# [Document passage]
----------------

Tag Archive: Judaism

I was baptized an ALC Lutheran, but was raised in an LCMS church as my mother’s family was LCMS. Discovered there was much more out there that I aligned with when I attended Valparaiso University. Though it still had/has a strong LCMS influence, it was there were I really started to embrace the ELCA as my home church.  It’s no secret that the other Lutheran colleges refer to it as That Liberal Lutheran School.

Valpo reallystrived to promote tolerance and acceptance. It welcomed its first GLBTQ student support group when many other relgious-based schools shunned such groups. Thought provoking seminars during the Week of Challenge and Martin Luther King, Jr Day really did bring cultural diversity to the fore.  And it was through student and faculty envolvement where women were finally allowed not to be just silent ministers in the Chapel of the Resurrection but were finally allowed to preach and lead worship as the ordained pastors that they were.

This is what helped mold my views of Lutheranism.

What I didn’t sign up for was Martin Luther’s anti-semitism. Yes, I knew it existed but chose to ignore it forever. It wasn’t until recently that I really explored what it was all about.

There is no doubt that Luther carried much of the old school Catholic Church animosity toward the Jews as Christ killers (sigh) into the Reformation.  Gordon Rupp, a Methodist Luther scholar writes in Martin Luther: Hitler Cause or Cure:

Luther’s antagonism to the Jews was poles apart from the Nazi doctrine of “Race”. It was based on medieval Catholic anti-semitism towards the people who crucified the Redeemer, turned their back on the way of Life, and whose very existence in the midst of a Christian society was considered a reproach and blasphemy. Luther is a small chapter in the large volume of Christian inhumanities toward the Jewish people.

----------------

# [Data for processing]

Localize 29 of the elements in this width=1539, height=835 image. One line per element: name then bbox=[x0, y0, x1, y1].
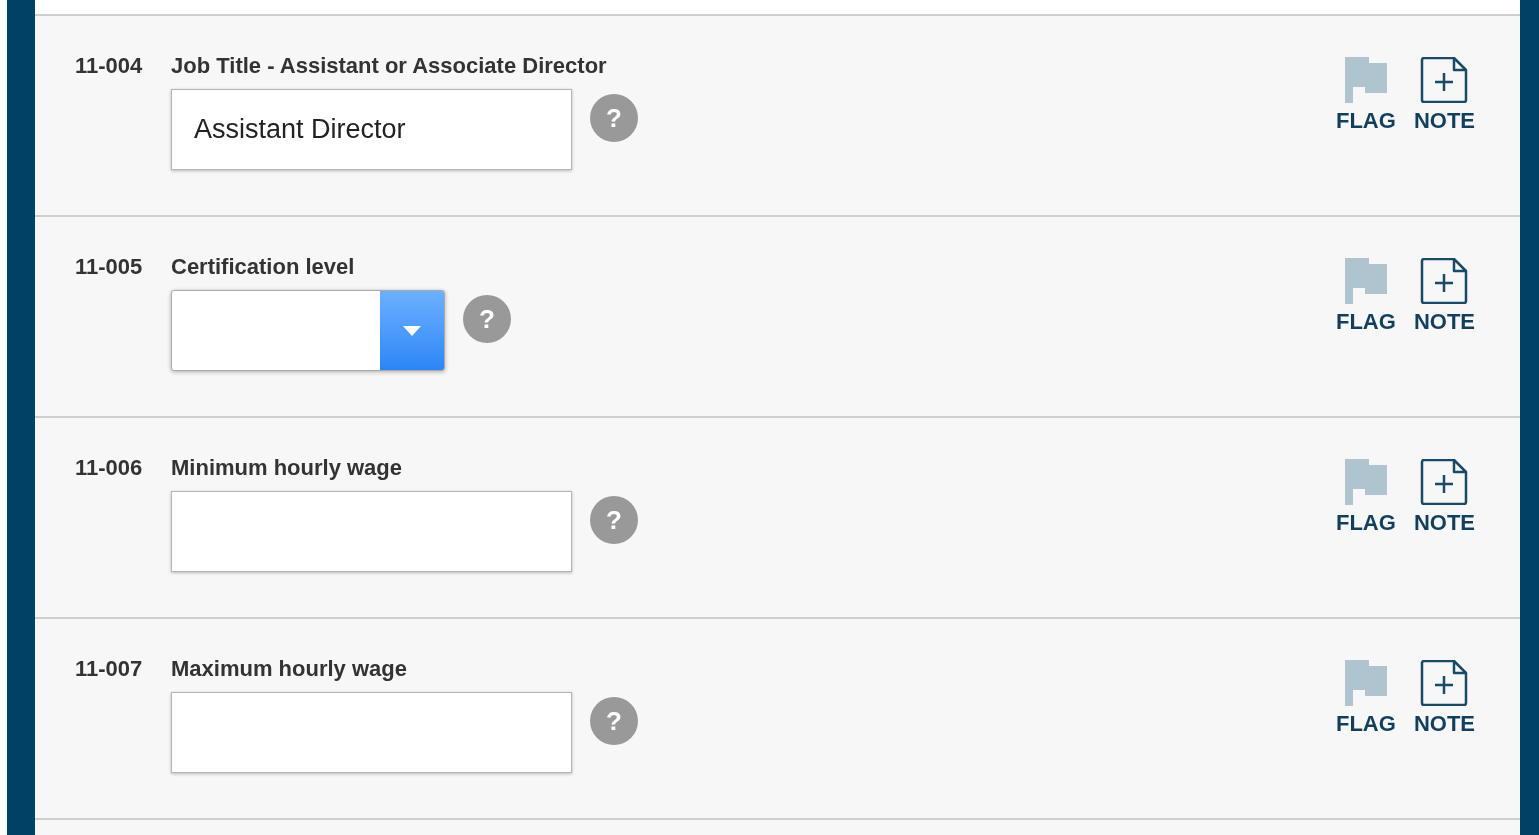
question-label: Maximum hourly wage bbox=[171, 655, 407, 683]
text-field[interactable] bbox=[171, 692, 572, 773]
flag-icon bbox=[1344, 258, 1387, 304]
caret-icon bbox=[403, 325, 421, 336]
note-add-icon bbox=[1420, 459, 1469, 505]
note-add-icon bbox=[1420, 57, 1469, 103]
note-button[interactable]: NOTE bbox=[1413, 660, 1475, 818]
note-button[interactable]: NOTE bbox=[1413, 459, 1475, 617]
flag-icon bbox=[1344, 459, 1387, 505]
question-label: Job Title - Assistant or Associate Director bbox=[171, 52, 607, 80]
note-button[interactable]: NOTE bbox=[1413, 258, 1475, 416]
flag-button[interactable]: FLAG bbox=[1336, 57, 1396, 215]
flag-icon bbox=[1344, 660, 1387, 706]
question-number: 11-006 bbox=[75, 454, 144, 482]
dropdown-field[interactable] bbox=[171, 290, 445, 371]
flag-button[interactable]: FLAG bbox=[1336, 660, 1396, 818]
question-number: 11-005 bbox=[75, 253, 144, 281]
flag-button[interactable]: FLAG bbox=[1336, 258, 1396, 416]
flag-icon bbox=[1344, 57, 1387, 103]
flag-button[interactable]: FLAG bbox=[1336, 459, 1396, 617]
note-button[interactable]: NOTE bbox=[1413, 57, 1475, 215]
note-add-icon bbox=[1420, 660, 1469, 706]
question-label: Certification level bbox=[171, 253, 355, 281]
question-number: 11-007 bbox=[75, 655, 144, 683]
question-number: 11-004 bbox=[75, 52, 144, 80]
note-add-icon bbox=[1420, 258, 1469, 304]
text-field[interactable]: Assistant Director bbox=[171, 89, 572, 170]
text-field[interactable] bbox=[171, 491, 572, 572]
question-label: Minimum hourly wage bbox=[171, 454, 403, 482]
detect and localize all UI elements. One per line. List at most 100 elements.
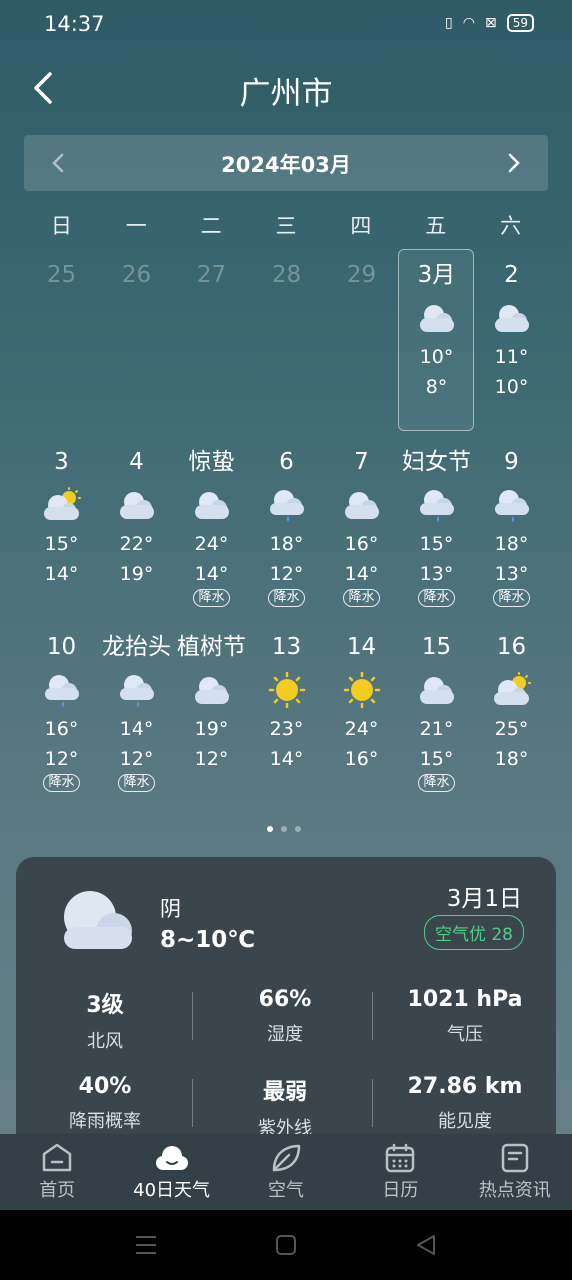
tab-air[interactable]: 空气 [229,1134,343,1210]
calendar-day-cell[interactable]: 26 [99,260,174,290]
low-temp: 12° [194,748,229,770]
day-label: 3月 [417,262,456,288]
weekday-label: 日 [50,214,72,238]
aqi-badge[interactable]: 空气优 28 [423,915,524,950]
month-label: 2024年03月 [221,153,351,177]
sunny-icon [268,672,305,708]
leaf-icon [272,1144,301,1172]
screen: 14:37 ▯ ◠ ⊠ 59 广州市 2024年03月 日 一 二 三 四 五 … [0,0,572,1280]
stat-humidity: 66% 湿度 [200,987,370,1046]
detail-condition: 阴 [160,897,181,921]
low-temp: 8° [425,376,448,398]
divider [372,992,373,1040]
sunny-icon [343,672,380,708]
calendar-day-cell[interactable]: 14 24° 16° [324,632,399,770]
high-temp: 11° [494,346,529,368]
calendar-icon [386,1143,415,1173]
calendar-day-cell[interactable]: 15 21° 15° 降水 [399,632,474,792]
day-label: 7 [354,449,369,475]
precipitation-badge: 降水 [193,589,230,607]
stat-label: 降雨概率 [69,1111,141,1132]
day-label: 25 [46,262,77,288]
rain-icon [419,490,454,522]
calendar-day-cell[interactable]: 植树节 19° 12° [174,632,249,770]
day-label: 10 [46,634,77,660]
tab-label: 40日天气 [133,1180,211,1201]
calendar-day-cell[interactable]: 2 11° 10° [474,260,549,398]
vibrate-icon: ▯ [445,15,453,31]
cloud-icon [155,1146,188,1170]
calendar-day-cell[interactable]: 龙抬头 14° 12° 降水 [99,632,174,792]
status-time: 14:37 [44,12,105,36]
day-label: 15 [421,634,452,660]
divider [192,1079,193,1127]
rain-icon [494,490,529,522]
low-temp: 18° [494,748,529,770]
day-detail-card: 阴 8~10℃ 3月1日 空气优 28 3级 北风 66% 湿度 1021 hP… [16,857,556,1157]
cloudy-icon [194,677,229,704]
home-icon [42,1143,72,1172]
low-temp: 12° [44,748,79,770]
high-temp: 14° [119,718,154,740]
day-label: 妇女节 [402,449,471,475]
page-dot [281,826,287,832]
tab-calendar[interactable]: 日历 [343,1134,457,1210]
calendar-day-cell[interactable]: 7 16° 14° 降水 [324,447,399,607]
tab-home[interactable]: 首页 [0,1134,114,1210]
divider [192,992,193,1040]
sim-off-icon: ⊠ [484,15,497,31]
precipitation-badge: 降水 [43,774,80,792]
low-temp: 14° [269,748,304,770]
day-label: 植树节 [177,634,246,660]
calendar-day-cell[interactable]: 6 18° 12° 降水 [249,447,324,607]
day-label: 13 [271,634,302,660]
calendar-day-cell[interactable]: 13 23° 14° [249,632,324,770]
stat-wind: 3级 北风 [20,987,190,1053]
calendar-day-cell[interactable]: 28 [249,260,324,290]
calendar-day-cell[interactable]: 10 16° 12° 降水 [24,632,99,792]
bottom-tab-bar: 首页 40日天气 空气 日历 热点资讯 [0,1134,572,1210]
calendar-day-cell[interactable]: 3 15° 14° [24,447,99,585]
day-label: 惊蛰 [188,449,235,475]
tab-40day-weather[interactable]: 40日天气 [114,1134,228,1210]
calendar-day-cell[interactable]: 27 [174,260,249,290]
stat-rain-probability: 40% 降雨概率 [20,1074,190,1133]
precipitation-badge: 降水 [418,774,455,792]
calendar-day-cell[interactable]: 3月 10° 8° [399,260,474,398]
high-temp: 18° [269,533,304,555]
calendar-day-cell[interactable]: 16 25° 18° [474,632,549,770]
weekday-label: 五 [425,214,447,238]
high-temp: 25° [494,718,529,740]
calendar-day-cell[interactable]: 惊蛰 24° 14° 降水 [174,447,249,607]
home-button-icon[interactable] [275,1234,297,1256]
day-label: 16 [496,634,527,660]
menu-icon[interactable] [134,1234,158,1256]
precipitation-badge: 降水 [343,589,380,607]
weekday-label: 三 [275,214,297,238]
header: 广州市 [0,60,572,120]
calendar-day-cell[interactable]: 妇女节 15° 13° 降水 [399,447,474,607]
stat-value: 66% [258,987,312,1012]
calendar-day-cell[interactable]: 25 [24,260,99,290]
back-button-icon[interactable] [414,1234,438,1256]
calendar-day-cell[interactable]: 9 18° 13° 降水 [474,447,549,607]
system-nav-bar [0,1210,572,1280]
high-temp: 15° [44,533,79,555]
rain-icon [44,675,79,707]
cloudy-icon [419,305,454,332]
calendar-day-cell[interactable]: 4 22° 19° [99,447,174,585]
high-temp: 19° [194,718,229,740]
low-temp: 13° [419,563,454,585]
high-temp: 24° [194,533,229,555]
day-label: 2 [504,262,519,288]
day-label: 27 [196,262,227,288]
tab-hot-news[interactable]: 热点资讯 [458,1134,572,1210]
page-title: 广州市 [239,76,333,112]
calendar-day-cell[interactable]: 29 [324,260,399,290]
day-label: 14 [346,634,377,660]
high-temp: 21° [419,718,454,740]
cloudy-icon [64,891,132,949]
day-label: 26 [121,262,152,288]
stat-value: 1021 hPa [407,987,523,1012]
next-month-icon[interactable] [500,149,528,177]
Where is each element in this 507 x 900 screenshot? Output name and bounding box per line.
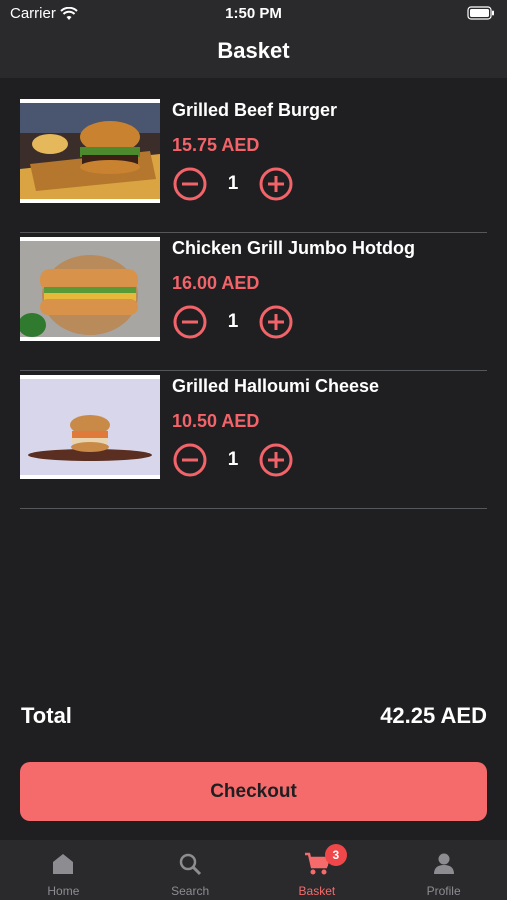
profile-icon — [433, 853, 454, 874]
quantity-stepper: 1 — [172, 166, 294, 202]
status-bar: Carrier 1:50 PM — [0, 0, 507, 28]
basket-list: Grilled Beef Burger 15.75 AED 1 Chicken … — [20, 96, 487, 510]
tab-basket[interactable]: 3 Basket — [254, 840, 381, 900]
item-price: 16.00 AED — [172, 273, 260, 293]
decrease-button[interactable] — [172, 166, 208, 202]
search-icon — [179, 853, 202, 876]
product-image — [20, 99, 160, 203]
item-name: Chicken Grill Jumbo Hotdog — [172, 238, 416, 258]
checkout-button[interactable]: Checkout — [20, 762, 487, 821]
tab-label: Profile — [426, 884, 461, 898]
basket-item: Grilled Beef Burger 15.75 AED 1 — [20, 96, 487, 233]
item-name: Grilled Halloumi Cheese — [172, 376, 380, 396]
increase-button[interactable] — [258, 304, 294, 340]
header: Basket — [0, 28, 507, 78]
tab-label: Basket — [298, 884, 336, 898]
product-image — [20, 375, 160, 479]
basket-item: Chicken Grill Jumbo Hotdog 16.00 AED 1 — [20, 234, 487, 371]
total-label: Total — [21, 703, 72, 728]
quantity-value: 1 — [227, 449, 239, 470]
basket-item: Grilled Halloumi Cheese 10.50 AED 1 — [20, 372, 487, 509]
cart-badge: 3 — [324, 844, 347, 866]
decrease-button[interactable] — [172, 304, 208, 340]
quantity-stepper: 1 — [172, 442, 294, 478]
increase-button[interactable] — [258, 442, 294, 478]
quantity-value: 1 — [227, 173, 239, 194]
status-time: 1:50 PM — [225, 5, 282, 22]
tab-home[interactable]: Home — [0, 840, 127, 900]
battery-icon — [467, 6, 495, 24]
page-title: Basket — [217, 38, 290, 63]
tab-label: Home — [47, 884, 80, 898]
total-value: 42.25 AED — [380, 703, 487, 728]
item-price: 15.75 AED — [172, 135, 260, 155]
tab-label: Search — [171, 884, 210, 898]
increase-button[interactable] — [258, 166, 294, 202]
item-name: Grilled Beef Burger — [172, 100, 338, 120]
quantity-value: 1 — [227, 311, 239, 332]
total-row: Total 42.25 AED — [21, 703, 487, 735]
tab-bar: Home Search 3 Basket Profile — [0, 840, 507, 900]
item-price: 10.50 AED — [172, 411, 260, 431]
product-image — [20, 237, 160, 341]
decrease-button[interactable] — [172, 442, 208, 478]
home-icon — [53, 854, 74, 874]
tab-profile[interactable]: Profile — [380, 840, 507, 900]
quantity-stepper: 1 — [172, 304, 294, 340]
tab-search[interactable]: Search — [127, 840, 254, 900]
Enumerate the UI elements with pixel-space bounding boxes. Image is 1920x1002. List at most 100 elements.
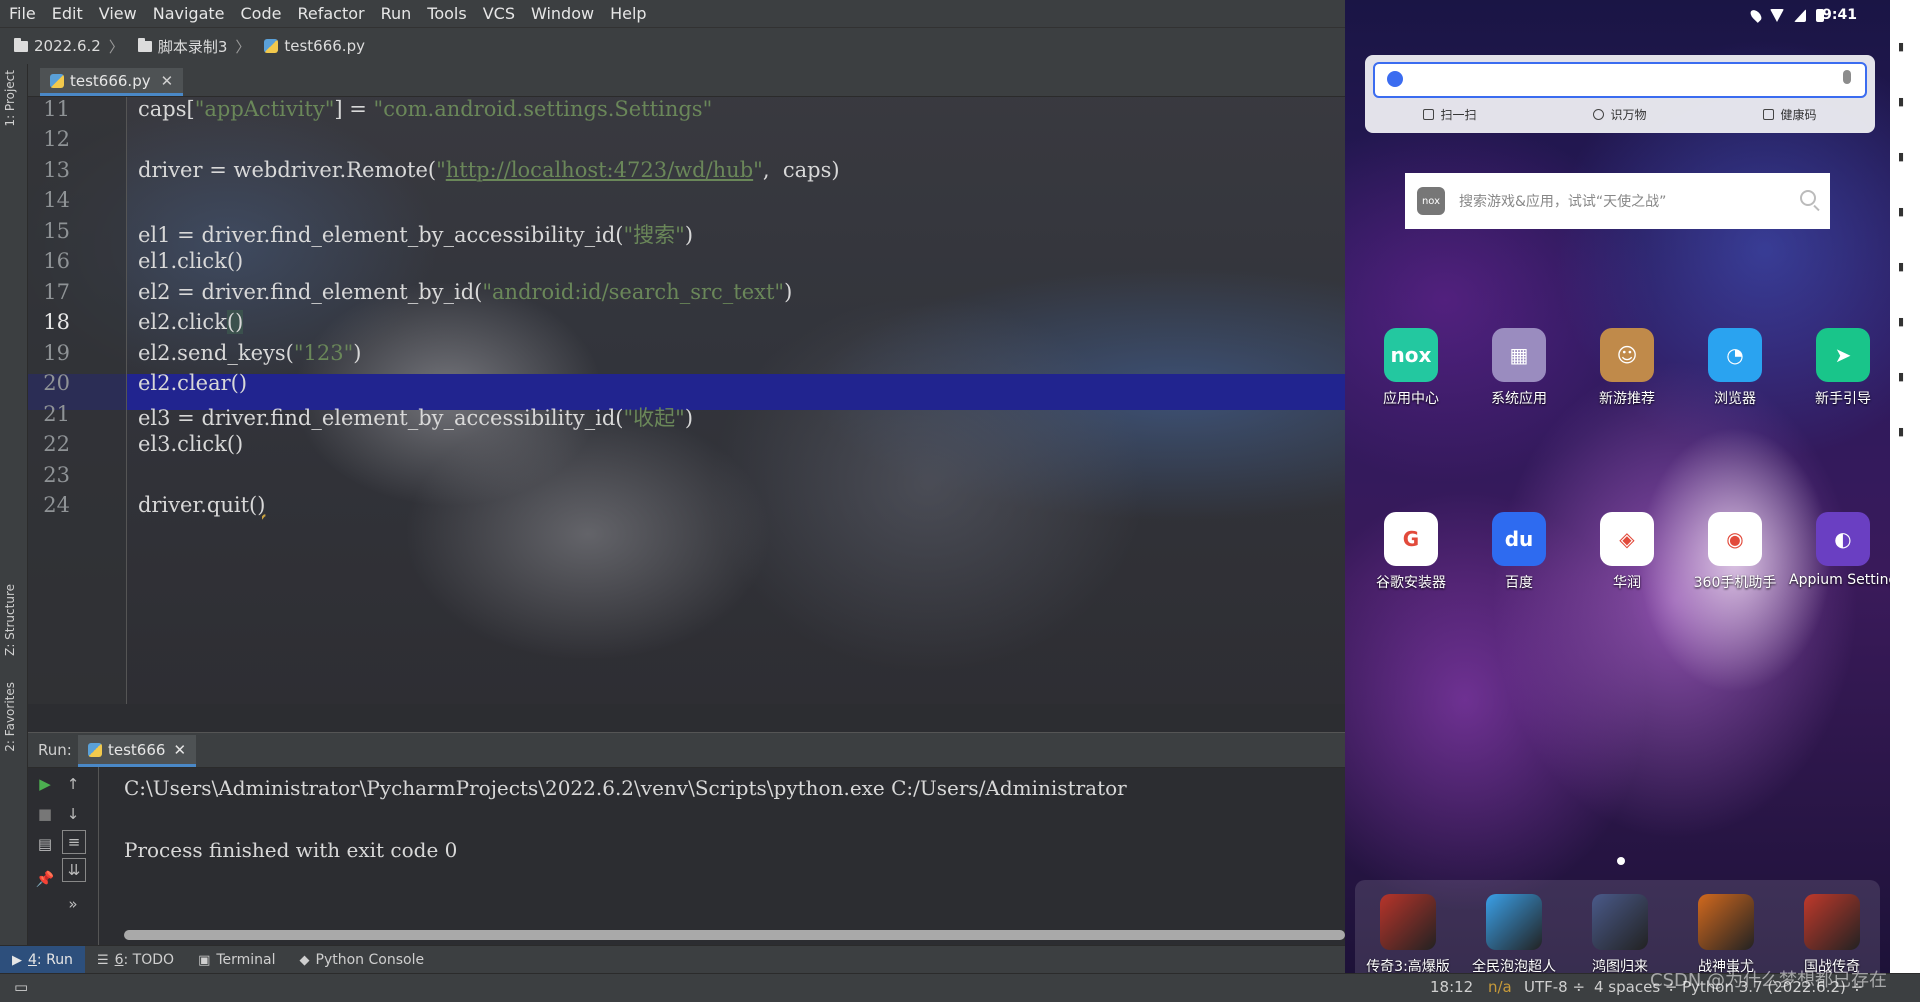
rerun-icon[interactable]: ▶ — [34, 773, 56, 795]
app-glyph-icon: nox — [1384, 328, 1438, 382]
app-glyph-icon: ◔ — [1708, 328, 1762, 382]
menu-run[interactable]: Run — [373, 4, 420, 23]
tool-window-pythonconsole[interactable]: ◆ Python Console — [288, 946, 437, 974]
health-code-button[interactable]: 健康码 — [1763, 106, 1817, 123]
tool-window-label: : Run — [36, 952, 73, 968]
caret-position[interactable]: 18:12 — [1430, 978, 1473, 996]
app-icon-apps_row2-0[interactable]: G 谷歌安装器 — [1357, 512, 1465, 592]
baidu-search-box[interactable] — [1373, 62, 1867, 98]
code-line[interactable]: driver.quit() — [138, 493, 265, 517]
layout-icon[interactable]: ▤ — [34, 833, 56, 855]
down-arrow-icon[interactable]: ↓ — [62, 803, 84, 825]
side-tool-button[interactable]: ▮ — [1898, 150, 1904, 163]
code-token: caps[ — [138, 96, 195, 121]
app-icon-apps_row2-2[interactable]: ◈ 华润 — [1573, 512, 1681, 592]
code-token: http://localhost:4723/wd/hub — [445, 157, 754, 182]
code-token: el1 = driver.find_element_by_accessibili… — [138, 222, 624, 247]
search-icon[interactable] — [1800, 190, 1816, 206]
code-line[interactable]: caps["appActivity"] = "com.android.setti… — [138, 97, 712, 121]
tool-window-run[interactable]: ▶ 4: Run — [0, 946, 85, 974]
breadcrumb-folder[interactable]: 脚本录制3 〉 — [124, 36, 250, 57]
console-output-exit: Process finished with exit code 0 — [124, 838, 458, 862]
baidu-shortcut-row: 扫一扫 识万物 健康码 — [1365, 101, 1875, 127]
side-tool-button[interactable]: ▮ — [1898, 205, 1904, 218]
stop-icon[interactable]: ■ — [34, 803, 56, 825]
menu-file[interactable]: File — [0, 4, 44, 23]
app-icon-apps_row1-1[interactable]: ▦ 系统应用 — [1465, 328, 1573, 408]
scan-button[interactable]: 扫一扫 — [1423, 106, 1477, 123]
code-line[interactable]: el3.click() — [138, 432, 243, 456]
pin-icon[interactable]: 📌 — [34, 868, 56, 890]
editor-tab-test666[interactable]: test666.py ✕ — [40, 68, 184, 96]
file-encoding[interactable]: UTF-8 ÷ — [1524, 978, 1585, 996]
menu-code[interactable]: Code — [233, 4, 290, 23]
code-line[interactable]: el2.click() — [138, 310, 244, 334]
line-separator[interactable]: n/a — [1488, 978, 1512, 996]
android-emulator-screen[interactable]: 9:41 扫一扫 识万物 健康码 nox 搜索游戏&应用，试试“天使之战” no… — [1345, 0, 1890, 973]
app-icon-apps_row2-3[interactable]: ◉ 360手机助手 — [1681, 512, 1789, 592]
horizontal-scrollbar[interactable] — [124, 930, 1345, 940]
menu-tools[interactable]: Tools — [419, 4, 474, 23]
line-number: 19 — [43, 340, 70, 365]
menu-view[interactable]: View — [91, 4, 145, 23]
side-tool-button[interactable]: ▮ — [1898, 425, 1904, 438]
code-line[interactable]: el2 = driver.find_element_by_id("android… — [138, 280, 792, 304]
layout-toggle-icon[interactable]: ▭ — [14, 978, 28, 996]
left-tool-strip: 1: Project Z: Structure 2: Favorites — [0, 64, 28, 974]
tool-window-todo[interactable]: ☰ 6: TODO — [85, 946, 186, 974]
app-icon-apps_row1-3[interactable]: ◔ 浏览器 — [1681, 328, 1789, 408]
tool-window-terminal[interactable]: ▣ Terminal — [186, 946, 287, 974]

----------------

# [Prompt A]
In the records, rewrite the stretch from the start through the line that contains "detect and localize", replacing "elements" with "items" and leaving everything else unchanged. Leave the pictures out of your answer.
# [Prompt B]
Supply the next part of the reflection on Luther's anti-semitism, starting after its last sentence.

# [Result A]
Localize 29 of the items in this width=1539, height=835 image. One line per element: name then bbox=[x0, y0, x1, y1].
question-label: Maximum hourly wage bbox=[171, 655, 407, 683]
text-field[interactable] bbox=[171, 692, 572, 773]
flag-icon bbox=[1344, 258, 1387, 304]
caret-icon bbox=[403, 325, 421, 336]
note-add-icon bbox=[1420, 459, 1469, 505]
note-add-icon bbox=[1420, 57, 1469, 103]
note-button[interactable]: NOTE bbox=[1413, 660, 1475, 818]
note-button[interactable]: NOTE bbox=[1413, 459, 1475, 617]
flag-icon bbox=[1344, 459, 1387, 505]
question-label: Job Title - Assistant or Associate Director bbox=[171, 52, 607, 80]
note-button[interactable]: NOTE bbox=[1413, 258, 1475, 416]
flag-button[interactable]: FLAG bbox=[1336, 57, 1396, 215]
flag-icon bbox=[1344, 660, 1387, 706]
question-number: 11-006 bbox=[75, 454, 144, 482]
dropdown-field[interactable] bbox=[171, 290, 445, 371]
flag-button[interactable]: FLAG bbox=[1336, 660, 1396, 818]
question-number: 11-005 bbox=[75, 253, 144, 281]
flag-button[interactable]: FLAG bbox=[1336, 258, 1396, 416]
flag-icon bbox=[1344, 57, 1387, 103]
flag-button[interactable]: FLAG bbox=[1336, 459, 1396, 617]
note-button[interactable]: NOTE bbox=[1413, 57, 1475, 215]
note-add-icon bbox=[1420, 660, 1469, 706]
question-label: Certification level bbox=[171, 253, 355, 281]
question-number: 11-007 bbox=[75, 655, 144, 683]
question-number: 11-004 bbox=[75, 52, 144, 80]
note-add-icon bbox=[1420, 258, 1469, 304]
text-field[interactable]: Assistant Director bbox=[171, 89, 572, 170]
text-field[interactable] bbox=[171, 491, 572, 572]
question-label: Minimum hourly wage bbox=[171, 454, 403, 482]
detect and localize all UI items. One per line. List at most 100 items.

# [Result B]
It is no suprise that Luther wanted the Jews to convert to Christianity. There was a simmering animosity that cannot be ignored, but at first Luther seemed much more benign, hoping that it would be God’s will that cause Jewish faith tradition would erode away and yield to Christianity. In his 1514 letter to Rev. Georg Spalatin (Burkhart), Luther writes:

But what am I doing? My heart is fuller of these thoughts than my tongue can tell. I have come to the conclusion that the Jews will always curse and blaspheme God and his King Christ, as all the prophets have predicted. He who neither reads nor understands this, as yet knows no theology, in my opinion. And so I presume the men of Cologne cannot understand the Scripture, because it is necessary that such things take place to fulfill prophecy. If they are trying to stop the Jews blaspheming, they are working to prove the Bible and God liars.

But trust God to be true, even if a million men of Cologne sweat to make him false. Conversion of the Jews will be the work of God alone operating from within, and not of man working-or rather playing-from without. If these offences be taken away, worse will follow. For they are thus given over by the wrath of God to reprobation, that they may become incorrigible, as Ecclesiastes says, for every one who is incorrigible is rendered worse rather than better by correction.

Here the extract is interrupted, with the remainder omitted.